---------- Data provided
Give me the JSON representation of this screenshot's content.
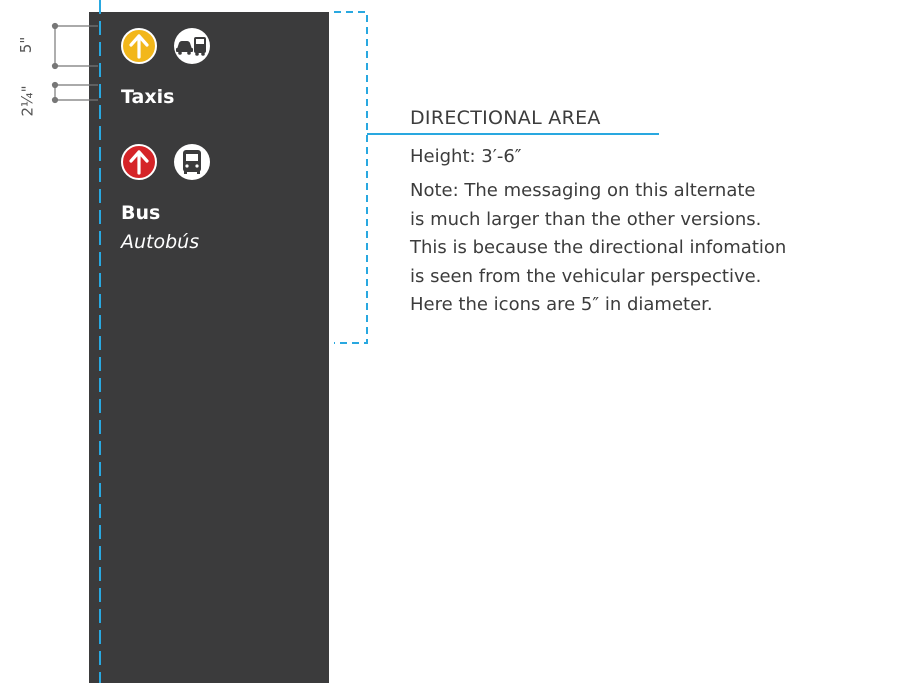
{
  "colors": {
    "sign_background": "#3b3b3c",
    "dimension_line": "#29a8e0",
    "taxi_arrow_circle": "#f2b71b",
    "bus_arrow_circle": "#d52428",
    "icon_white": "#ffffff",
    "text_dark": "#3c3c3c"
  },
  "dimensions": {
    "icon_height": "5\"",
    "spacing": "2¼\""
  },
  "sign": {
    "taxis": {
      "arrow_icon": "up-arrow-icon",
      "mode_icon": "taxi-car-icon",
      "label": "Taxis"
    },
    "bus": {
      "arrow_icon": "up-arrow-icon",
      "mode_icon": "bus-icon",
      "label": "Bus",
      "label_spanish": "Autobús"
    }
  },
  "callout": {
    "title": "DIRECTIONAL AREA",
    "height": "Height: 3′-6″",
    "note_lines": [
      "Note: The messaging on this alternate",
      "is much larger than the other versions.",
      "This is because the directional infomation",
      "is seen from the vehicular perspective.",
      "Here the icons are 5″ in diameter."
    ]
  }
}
--------------------
---------- Data provided
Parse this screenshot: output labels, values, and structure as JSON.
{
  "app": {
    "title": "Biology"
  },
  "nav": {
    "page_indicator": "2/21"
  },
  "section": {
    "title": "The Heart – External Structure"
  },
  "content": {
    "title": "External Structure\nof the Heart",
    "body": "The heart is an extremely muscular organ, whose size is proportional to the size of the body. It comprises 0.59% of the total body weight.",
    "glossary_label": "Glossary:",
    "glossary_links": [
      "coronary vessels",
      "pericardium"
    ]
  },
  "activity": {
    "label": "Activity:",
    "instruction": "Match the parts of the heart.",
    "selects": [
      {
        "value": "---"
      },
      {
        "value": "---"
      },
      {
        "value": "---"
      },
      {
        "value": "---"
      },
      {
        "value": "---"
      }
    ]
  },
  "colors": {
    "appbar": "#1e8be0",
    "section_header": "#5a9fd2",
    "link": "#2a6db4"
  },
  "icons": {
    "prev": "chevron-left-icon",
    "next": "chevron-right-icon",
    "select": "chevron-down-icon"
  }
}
--------------------
---------- Data provided
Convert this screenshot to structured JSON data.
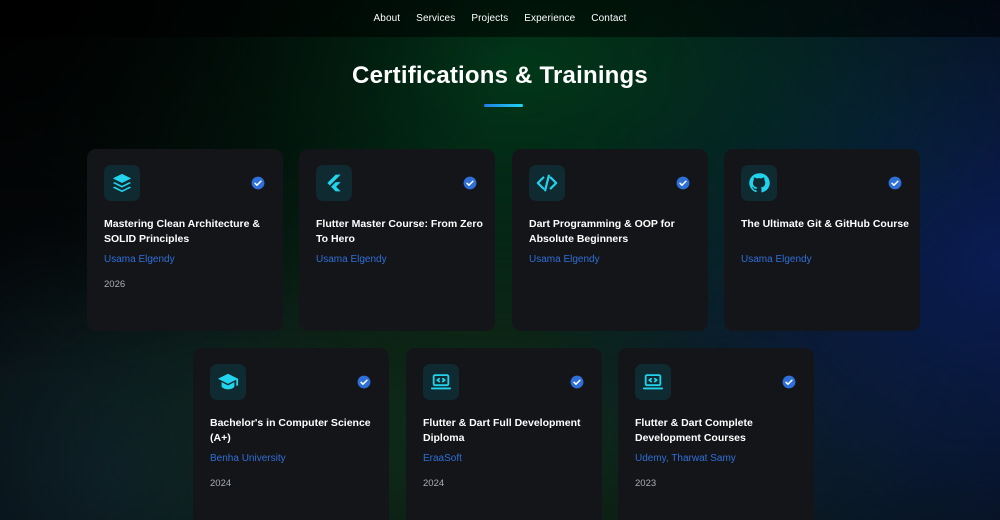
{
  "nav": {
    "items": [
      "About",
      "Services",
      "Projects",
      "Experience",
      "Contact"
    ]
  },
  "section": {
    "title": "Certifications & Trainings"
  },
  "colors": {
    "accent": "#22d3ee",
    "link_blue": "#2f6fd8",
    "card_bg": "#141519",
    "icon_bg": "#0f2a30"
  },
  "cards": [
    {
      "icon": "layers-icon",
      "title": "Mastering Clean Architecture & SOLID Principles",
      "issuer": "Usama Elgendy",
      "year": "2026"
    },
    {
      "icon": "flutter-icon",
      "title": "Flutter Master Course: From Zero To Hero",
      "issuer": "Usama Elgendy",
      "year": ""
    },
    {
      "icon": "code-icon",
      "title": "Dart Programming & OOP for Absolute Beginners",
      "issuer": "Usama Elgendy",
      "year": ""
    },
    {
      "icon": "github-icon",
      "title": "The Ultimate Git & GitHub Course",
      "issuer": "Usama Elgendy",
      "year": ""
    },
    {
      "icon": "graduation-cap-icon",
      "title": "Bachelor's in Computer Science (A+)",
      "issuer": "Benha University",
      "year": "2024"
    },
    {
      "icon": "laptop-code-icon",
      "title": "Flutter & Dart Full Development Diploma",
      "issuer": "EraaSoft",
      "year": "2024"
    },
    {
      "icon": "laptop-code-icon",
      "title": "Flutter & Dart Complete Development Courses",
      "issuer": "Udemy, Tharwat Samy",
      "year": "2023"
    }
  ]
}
--------------------
## Directive
Search the entries for the word "content", then gather every line that has it.

## Correct result
Give me the JSON representation of this screenshot's content.
  "content": {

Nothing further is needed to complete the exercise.